§ **EXERCISE REQUIREMENTS**: Check each line of the material below for "JSON", then copy the ones that contain it.

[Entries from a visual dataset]

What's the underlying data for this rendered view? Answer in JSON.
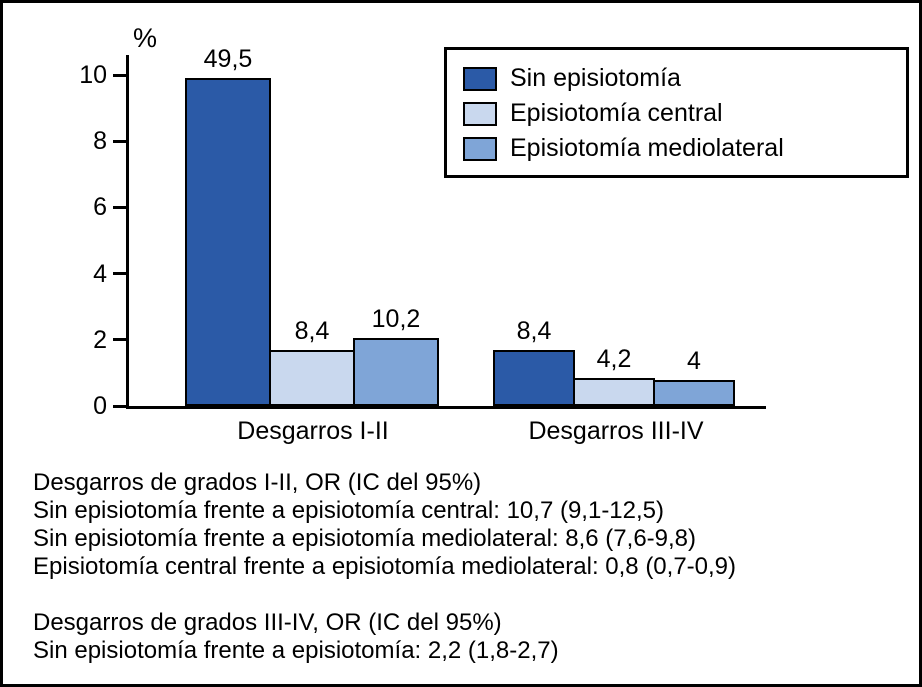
{
  "figure": {
    "background": "#ffffff",
    "border_color": "#000000"
  },
  "chart_data": {
    "type": "bar",
    "title": "",
    "xlabel": "",
    "ylabel": "%",
    "ylim": [
      0,
      10
    ],
    "yticks": [
      0,
      2,
      4,
      6,
      8,
      10
    ],
    "grid": false,
    "legend_position": "top-right",
    "categories": [
      "Desgarros I-II",
      "Desgarros III-IV"
    ],
    "series": [
      {
        "name": "Sin episiotomía",
        "color": "#2b5aa7",
        "values": [
          49.5,
          8.4
        ],
        "value_labels": [
          "49,5",
          "8,4"
        ]
      },
      {
        "name": "Episiotomía central",
        "color": "#c9d8ee",
        "values": [
          8.4,
          4.2
        ],
        "value_labels": [
          "8,4",
          "4,2"
        ]
      },
      {
        "name": "Episiotomía mediolateral",
        "color": "#7fa5d7",
        "values": [
          10.2,
          4.0
        ],
        "value_labels": [
          "10,2",
          "4"
        ]
      }
    ],
    "bar_height_scale": 0.2,
    "note": "As in the original figure, bars are drawn at one fifth of their labeled value on the 0-10 axis."
  },
  "footnotes": {
    "lines": [
      "Desgarros de grados I-II, OR (IC del 95%)",
      "Sin episiotomía frente a episiotomía central: 10,7 (9,1-12,5)",
      "Sin episiotomía frente a episiotomía mediolateral: 8,6 (7,6-9,8)",
      "Episiotomía central frente a episiotomía mediolateral: 0,8 (0,7-0,9)",
      "",
      "Desgarros de grados III-IV, OR (IC del 95%)",
      "Sin episiotomía frente a episiotomía: 2,2 (1,8-2,7)"
    ]
  }
}
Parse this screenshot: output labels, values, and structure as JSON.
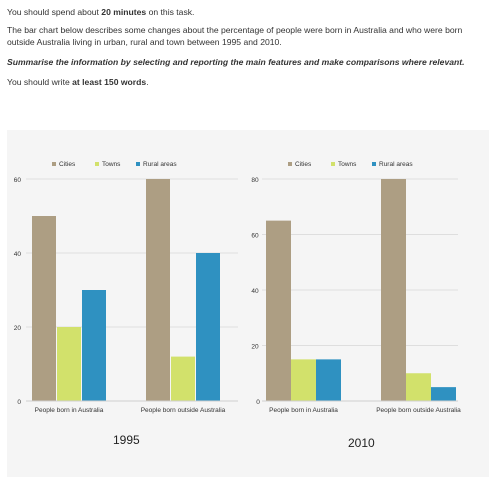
{
  "task": {
    "line1_pre": "You should spend about ",
    "line1_bold": "20 minutes",
    "line1_post": " on this task.",
    "description": "The bar chart below describes some changes about the percentage of people were born in Australia and who were born outside Australia living in urban, rural and town between 1995 and 2010.",
    "instruction": "Summarise the information by selecting and reporting the main features and make comparisons where relevant.",
    "words_pre": "You should write ",
    "words_bold": "at least 150 words",
    "words_post": "."
  },
  "colors": {
    "cities": "#ad9e83",
    "towns": "#d2e16b",
    "rural": "#2f91c1",
    "panel": "#f5f5f5",
    "grid": "#dedede"
  },
  "chart_data": [
    {
      "type": "bar",
      "title": "1995",
      "categories": [
        "People born in Australia",
        "People born outside Australia"
      ],
      "series": [
        {
          "name": "Cities",
          "values": [
            50,
            60
          ]
        },
        {
          "name": "Towns",
          "values": [
            20,
            12
          ]
        },
        {
          "name": "Rural areas",
          "values": [
            30,
            40
          ]
        }
      ],
      "ylim": [
        0,
        60
      ],
      "yticks": [
        0,
        20,
        40,
        60
      ],
      "legend": "top",
      "grid": true
    },
    {
      "type": "bar",
      "title": "2010",
      "categories": [
        "People born in Australia",
        "People born outside Australia"
      ],
      "series": [
        {
          "name": "Cities",
          "values": [
            65,
            80
          ]
        },
        {
          "name": "Towns",
          "values": [
            15,
            10
          ]
        },
        {
          "name": "Rural areas",
          "values": [
            15,
            5
          ]
        }
      ],
      "ylim": [
        0,
        80
      ],
      "yticks": [
        0,
        20,
        40,
        60,
        80
      ],
      "legend": "top",
      "grid": true
    }
  ]
}
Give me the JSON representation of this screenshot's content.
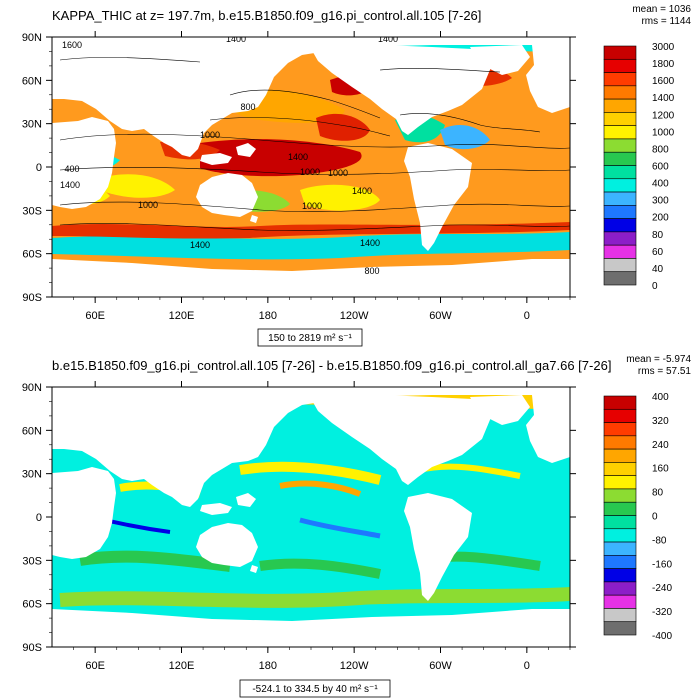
{
  "chart_data": [
    {
      "type": "heatmap",
      "title": "KAPPA_THIC at z= 197.7m, b.e15.B1850.f09_g16.pi_control.all.105 [7-26]",
      "stats": [
        "mean = 1036",
        "rms = 1144"
      ],
      "range_label": "150 to 2819 m² s⁻¹",
      "x_ticks": [
        "60E",
        "120E",
        "180",
        "120W",
        "60W",
        "0"
      ],
      "y_ticks": [
        "90N",
        "60N",
        "30N",
        "0",
        "30S",
        "60S",
        "90S"
      ],
      "colorbar": {
        "labels": [
          "3000",
          "1800",
          "1600",
          "1400",
          "1200",
          "1000",
          "800",
          "600",
          "400",
          "300",
          "200",
          "80",
          "60",
          "40",
          "0"
        ],
        "colors": [
          "#c80000",
          "#e60000",
          "#ff3c00",
          "#ff7a00",
          "#ffa600",
          "#ffd000",
          "#fff200",
          "#8cdc32",
          "#28c850",
          "#00e0a0",
          "#00f0e0",
          "#3cb4ff",
          "#1e78ff",
          "#0000e6",
          "#8c1ec8",
          "#e632e6",
          "#c8c8c8",
          "#6e6e6e"
        ]
      },
      "contour_labels": [
        "1400",
        "1400",
        "1600",
        "800",
        "1000",
        "1400",
        "1000",
        "1000",
        "400",
        "1400",
        "1400",
        "1000",
        "1000",
        "1400",
        "1400",
        "800"
      ]
    },
    {
      "type": "heatmap",
      "title": "b.e15.B1850.f09_g16.pi_control.all.105 [7-26] - b.e15.B1850.f09_g16.pi_control.all_ga7.66 [7-26]",
      "stats": [
        "mean = -5.974",
        "rms = 57.51"
      ],
      "range_label": "-524.1 to 334.5 by 40 m² s⁻¹",
      "x_ticks": [
        "60E",
        "120E",
        "180",
        "120W",
        "60W",
        "0"
      ],
      "y_ticks": [
        "90N",
        "60N",
        "30N",
        "0",
        "30S",
        "60S",
        "90S"
      ],
      "colorbar": {
        "labels": [
          "400",
          "320",
          "240",
          "160",
          "80",
          "0",
          "-80",
          "-160",
          "-240",
          "-320",
          "-400"
        ],
        "colors": [
          "#c80000",
          "#e60000",
          "#ff3c00",
          "#ff7a00",
          "#ffa600",
          "#ffd000",
          "#fff200",
          "#8cdc32",
          "#28c850",
          "#00e0a0",
          "#00f0e0",
          "#3cb4ff",
          "#1e78ff",
          "#0000e6",
          "#8c1ec8",
          "#e632e6",
          "#c8c8c8",
          "#6e6e6e"
        ]
      }
    }
  ]
}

§ **EXERCISE OUTPUT**:
What's the underlying data for this rendered view? Answer in JSON.
Parse this screenshot: output labels, values, and structure as JSON.
Give me the JSON representation of this screenshot's content.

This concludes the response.